#### Exercise
Every record should be copied exactly, except that pictures are to be omitted.

Data entries for graphics:
------------
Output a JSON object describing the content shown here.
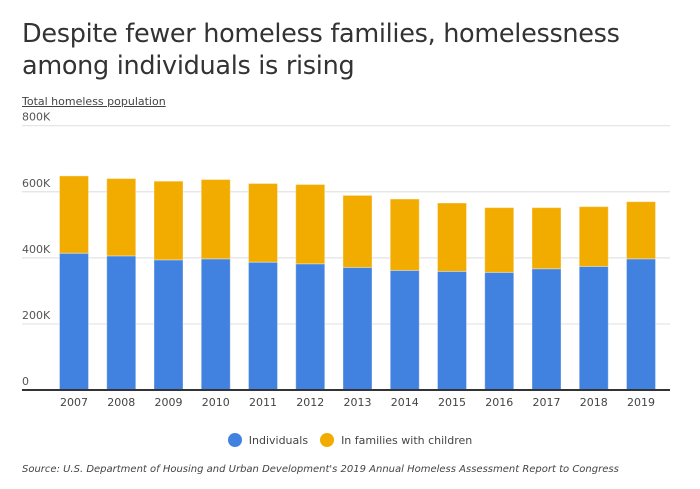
{
  "chart_data": {
    "type": "bar",
    "stacked": true,
    "title": "Despite fewer homeless families, homelessness among individuals is rising",
    "ylabel": "Total homeless population",
    "xlabel": "",
    "ylim": [
      0,
      800000
    ],
    "yticks": [
      0,
      200000,
      400000,
      600000,
      800000
    ],
    "ytick_labels": [
      "0",
      "200K",
      "400K",
      "600K",
      "800K"
    ],
    "grid": true,
    "legend_position": "bottom",
    "categories": [
      "2007",
      "2008",
      "2009",
      "2010",
      "2011",
      "2012",
      "2013",
      "2014",
      "2015",
      "2016",
      "2017",
      "2018",
      "2019"
    ],
    "series": [
      {
        "name": "Individuals",
        "color": "#4182e0",
        "values": [
          414000,
          406000,
          394000,
          397000,
          387000,
          382000,
          371000,
          362000,
          359000,
          356000,
          367000,
          374000,
          397000
        ]
      },
      {
        "name": "In families with children",
        "color": "#f2ac00",
        "values": [
          234000,
          234000,
          238000,
          240000,
          238000,
          240000,
          218000,
          216000,
          207000,
          196000,
          185000,
          181000,
          173000
        ]
      }
    ],
    "source": "Source: U.S. Department of Housing and Urban Development's 2019 Annual Homeless Assessment Report to Congress"
  }
}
------------
#### Right answer
Output a JSON object describing the content shown here.
{
  "chart_data": {
    "type": "bar",
    "stacked": true,
    "title": "Despite fewer homeless families, homelessness among individuals is rising",
    "ylabel": "Total homeless population",
    "xlabel": "",
    "ylim": [
      0,
      800000
    ],
    "yticks": [
      0,
      200000,
      400000,
      600000,
      800000
    ],
    "ytick_labels": [
      "0",
      "200K",
      "400K",
      "600K",
      "800K"
    ],
    "grid": true,
    "legend_position": "bottom",
    "categories": [
      "2007",
      "2008",
      "2009",
      "2010",
      "2011",
      "2012",
      "2013",
      "2014",
      "2015",
      "2016",
      "2017",
      "2018",
      "2019"
    ],
    "series": [
      {
        "name": "Individuals",
        "color": "#4182e0",
        "values": [
          414000,
          406000,
          394000,
          397000,
          387000,
          382000,
          371000,
          362000,
          359000,
          356000,
          367000,
          374000,
          397000
        ]
      },
      {
        "name": "In families with children",
        "color": "#f2ac00",
        "values": [
          234000,
          234000,
          238000,
          240000,
          238000,
          240000,
          218000,
          216000,
          207000,
          196000,
          185000,
          181000,
          173000
        ]
      }
    ],
    "source": "Source: U.S. Department of Housing and Urban Development's 2019 Annual Homeless Assessment Report to Congress"
  }
}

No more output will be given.